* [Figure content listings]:
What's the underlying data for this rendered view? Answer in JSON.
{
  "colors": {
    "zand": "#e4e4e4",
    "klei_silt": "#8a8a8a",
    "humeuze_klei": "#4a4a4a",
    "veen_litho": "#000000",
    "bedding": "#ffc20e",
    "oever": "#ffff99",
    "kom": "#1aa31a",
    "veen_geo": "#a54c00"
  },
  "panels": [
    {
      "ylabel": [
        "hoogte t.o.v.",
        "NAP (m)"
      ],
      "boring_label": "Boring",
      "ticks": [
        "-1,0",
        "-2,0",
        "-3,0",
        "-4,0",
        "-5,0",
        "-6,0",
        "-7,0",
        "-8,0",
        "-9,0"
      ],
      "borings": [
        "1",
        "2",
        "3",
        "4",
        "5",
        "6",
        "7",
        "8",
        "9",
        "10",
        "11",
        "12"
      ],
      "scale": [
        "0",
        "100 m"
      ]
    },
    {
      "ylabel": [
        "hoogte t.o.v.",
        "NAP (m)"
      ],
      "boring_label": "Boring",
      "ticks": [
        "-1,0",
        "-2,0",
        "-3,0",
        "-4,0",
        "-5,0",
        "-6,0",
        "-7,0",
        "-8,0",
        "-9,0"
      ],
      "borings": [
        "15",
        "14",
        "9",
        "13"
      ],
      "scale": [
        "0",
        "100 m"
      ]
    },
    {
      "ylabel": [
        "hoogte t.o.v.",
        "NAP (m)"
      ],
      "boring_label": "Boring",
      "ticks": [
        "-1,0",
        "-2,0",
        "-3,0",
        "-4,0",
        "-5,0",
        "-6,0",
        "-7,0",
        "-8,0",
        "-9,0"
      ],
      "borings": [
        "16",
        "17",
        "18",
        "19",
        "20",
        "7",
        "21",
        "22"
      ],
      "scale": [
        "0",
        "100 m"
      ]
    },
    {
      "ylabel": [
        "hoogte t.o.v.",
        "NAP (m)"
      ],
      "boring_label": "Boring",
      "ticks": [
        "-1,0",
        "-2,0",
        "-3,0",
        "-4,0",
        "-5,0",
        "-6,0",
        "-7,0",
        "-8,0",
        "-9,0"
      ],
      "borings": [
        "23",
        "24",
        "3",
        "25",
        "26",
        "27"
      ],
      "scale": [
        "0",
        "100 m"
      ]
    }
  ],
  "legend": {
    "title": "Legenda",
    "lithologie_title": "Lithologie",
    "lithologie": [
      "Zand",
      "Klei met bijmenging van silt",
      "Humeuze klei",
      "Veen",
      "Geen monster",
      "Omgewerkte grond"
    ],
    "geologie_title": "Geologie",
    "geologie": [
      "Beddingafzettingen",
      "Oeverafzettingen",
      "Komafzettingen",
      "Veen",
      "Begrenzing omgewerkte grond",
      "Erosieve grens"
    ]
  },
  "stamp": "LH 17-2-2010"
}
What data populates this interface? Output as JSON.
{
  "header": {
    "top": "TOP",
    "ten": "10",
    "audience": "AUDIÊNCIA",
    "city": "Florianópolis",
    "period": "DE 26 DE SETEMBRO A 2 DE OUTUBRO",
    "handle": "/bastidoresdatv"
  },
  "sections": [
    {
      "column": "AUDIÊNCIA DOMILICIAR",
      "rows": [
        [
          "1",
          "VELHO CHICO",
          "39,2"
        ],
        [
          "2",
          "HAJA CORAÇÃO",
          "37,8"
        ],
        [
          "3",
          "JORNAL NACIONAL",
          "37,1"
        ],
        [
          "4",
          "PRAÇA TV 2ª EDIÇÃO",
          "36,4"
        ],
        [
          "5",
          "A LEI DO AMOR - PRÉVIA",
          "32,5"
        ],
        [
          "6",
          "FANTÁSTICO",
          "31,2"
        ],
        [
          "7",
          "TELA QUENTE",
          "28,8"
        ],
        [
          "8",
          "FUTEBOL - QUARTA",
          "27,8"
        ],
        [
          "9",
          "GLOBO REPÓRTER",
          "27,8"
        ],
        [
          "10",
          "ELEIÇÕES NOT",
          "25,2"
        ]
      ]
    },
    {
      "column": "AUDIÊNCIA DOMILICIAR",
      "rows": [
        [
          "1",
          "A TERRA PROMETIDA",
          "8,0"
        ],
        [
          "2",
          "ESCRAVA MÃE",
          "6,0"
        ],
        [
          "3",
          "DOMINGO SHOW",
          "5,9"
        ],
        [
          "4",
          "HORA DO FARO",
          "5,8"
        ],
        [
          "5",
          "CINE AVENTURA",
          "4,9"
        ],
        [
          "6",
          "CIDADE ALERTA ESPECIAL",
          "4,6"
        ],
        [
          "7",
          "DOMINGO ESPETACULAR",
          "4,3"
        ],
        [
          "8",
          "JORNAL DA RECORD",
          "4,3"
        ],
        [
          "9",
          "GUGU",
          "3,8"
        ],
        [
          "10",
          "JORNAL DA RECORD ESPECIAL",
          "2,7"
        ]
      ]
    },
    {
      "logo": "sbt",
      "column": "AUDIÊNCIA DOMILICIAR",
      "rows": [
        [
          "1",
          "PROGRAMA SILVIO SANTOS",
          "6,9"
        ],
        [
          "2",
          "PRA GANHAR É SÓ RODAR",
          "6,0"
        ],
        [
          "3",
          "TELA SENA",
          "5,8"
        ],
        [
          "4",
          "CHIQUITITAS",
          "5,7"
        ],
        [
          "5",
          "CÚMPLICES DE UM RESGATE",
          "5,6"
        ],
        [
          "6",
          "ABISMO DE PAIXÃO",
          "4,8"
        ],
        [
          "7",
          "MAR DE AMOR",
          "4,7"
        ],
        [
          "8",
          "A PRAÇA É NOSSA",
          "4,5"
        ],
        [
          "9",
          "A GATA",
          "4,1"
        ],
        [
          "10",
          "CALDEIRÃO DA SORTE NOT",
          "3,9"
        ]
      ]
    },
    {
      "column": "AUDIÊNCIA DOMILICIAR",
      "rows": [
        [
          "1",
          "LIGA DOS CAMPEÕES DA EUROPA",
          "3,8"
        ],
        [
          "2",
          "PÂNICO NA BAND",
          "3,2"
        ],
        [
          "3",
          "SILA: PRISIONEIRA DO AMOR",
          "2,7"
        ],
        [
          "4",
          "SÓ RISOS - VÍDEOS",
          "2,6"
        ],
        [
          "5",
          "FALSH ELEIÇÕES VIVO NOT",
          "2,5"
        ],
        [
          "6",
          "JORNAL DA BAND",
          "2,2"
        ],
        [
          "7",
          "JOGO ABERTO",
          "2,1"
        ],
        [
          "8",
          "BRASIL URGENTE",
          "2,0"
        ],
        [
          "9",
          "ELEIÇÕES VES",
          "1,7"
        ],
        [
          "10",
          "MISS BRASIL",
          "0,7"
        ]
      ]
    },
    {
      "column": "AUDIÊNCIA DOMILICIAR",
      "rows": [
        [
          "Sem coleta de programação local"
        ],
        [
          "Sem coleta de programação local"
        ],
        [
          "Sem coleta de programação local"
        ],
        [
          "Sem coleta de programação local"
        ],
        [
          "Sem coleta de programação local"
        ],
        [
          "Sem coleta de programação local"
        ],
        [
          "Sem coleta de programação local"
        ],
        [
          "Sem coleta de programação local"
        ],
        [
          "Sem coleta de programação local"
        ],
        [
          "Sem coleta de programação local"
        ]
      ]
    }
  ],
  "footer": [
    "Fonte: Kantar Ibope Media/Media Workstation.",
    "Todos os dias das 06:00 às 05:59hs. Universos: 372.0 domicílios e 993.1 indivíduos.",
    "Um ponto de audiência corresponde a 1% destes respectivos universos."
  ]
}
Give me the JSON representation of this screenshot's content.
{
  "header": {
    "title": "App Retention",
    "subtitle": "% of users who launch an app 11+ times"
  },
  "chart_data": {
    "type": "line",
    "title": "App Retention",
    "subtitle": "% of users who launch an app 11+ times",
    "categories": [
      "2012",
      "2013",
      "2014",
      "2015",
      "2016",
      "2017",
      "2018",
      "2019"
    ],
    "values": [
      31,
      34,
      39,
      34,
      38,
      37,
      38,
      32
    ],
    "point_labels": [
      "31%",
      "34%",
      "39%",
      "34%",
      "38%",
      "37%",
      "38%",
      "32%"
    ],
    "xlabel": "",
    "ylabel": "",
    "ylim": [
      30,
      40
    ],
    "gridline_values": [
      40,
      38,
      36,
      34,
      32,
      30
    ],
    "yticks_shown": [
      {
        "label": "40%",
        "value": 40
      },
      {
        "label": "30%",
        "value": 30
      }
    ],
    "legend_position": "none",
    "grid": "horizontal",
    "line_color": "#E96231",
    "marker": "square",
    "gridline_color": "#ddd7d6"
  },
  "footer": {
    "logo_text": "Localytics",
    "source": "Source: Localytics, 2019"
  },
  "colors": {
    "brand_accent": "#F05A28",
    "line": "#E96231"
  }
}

* [STATED GOAL]:
Check each line of the entries above, and show every one holding the word "ESPECIAL".

* [SOLUTION TO THE PROBLEM]:
          "CIDADE ALERTA ESPECIAL",
          "JORNAL DA RECORD ESPECIAL",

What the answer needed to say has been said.